§ **Required task**
Provide the records once more, identical to the original.

§ **Raw records**

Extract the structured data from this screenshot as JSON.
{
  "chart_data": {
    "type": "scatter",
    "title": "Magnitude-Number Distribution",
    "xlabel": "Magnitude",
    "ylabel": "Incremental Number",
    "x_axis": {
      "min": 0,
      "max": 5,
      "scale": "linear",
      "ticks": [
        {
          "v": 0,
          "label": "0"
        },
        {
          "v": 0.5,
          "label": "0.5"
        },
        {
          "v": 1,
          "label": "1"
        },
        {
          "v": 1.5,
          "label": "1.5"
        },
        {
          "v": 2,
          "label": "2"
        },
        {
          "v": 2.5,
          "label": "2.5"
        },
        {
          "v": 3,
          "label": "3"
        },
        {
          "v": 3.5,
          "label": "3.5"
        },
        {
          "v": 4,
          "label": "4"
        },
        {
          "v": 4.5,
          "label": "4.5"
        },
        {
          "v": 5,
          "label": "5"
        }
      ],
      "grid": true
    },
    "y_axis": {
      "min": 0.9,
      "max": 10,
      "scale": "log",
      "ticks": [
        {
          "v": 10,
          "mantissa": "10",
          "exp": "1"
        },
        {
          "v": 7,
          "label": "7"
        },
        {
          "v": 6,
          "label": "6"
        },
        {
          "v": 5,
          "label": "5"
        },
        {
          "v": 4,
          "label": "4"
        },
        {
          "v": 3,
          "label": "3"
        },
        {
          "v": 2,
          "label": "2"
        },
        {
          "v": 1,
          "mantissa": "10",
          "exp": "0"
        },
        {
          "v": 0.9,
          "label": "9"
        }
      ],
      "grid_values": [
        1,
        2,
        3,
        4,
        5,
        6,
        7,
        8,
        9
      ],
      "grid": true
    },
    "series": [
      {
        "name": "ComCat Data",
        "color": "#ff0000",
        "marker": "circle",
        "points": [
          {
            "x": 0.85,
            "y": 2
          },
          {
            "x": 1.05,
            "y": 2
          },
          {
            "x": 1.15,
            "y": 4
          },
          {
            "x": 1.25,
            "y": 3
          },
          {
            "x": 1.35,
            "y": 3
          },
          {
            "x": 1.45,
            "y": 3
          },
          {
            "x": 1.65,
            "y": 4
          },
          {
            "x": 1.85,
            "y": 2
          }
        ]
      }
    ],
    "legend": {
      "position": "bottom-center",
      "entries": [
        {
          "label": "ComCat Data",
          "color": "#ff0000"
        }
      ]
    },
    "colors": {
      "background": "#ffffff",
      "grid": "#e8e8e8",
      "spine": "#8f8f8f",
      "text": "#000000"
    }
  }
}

§ **Written solution**
Extract the structured data from this screenshot as JSON.
{
  "chart_data": {
    "type": "scatter",
    "title": "Magnitude-Number Distribution",
    "xlabel": "Magnitude",
    "ylabel": "Incremental Number",
    "x_axis": {
      "min": 0,
      "max": 5,
      "scale": "linear",
      "ticks": [
        {
          "v": 0,
          "label": "0"
        },
        {
          "v": 0.5,
          "label": "0.5"
        },
        {
          "v": 1,
          "label": "1"
        },
        {
          "v": 1.5,
          "label": "1.5"
        },
        {
          "v": 2,
          "label": "2"
        },
        {
          "v": 2.5,
          "label": "2.5"
        },
        {
          "v": 3,
          "label": "3"
        },
        {
          "v": 3.5,
          "label": "3.5"
        },
        {
          "v": 4,
          "label": "4"
        },
        {
          "v": 4.5,
          "label": "4.5"
        },
        {
          "v": 5,
          "label": "5"
        }
      ],
      "grid": true
    },
    "y_axis": {
      "min": 0.9,
      "max": 10,
      "scale": "log",
      "ticks": [
        {
          "v": 10,
          "mantissa": "10",
          "exp": "1"
        },
        {
          "v": 7,
          "label": "7"
        },
        {
          "v": 6,
          "label": "6"
        },
        {
          "v": 5,
          "label": "5"
        },
        {
          "v": 4,
          "label": "4"
        },
        {
          "v": 3,
          "label": "3"
        },
        {
          "v": 2,
          "label": "2"
        },
        {
          "v": 1,
          "mantissa": "10",
          "exp": "0"
        },
        {
          "v": 0.9,
          "label": "9"
        }
      ],
      "grid_values": [
        1,
        2,
        3,
        4,
        5,
        6,
        7,
        8,
        9
      ],
      "grid": true
    },
    "series": [
      {
        "name": "ComCat Data",
        "color": "#ff0000",
        "marker": "circle",
        "points": [
          {
            "x": 0.85,
            "y": 2
          },
          {
            "x": 1.05,
            "y": 2
          },
          {
            "x": 1.15,
            "y": 4
          },
          {
            "x": 1.25,
            "y": 3
          },
          {
            "x": 1.35,
            "y": 3
          },
          {
            "x": 1.45,
            "y": 3
          },
          {
            "x": 1.65,
            "y": 4
          },
          {
            "x": 1.85,
            "y": 2
          }
        ]
      }
    ],
    "legend": {
      "position": "bottom-center",
      "entries": [
        {
          "label": "ComCat Data",
          "color": "#ff0000"
        }
      ]
    },
    "colors": {
      "background": "#ffffff",
      "grid": "#e8e8e8",
      "spine": "#8f8f8f",
      "text": "#000000"
    }
  }
}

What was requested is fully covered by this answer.